_Goal of the exercise_: Print the data that follows exactly.

_Data for this exercise_:
::::::

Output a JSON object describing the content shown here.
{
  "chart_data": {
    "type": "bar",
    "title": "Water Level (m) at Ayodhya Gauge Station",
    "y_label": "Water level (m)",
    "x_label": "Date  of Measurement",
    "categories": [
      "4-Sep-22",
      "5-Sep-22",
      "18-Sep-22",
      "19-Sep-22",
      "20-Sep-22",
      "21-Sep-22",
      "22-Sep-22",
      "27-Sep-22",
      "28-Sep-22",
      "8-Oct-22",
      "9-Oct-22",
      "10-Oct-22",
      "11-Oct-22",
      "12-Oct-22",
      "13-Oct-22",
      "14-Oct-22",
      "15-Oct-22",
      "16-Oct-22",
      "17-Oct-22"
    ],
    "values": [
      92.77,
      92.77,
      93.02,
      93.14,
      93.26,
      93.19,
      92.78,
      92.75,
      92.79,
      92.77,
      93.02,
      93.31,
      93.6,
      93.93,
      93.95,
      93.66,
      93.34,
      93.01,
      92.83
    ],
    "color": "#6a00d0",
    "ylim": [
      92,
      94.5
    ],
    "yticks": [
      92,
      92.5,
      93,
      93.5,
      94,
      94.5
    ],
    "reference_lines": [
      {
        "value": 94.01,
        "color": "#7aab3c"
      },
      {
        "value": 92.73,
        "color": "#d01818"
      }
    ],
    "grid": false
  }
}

::::::

_Exercise answer_:
Output a JSON object describing the content shown here.
{
  "chart_data": {
    "type": "bar",
    "title": "Water Level (m) at Ayodhya Gauge Station",
    "y_label": "Water level (m)",
    "x_label": "Date  of Measurement",
    "categories": [
      "4-Sep-22",
      "5-Sep-22",
      "18-Sep-22",
      "19-Sep-22",
      "20-Sep-22",
      "21-Sep-22",
      "22-Sep-22",
      "27-Sep-22",
      "28-Sep-22",
      "8-Oct-22",
      "9-Oct-22",
      "10-Oct-22",
      "11-Oct-22",
      "12-Oct-22",
      "13-Oct-22",
      "14-Oct-22",
      "15-Oct-22",
      "16-Oct-22",
      "17-Oct-22"
    ],
    "values": [
      92.77,
      92.77,
      93.02,
      93.14,
      93.26,
      93.19,
      92.78,
      92.75,
      92.79,
      92.77,
      93.02,
      93.31,
      93.6,
      93.93,
      93.95,
      93.66,
      93.34,
      93.01,
      92.83
    ],
    "color": "#6a00d0",
    "ylim": [
      92,
      94.5
    ],
    "yticks": [
      92,
      92.5,
      93,
      93.5,
      94,
      94.5
    ],
    "reference_lines": [
      {
        "value": 94.01,
        "color": "#7aab3c"
      },
      {
        "value": 92.73,
        "color": "#d01818"
      }
    ],
    "grid": false
  }
}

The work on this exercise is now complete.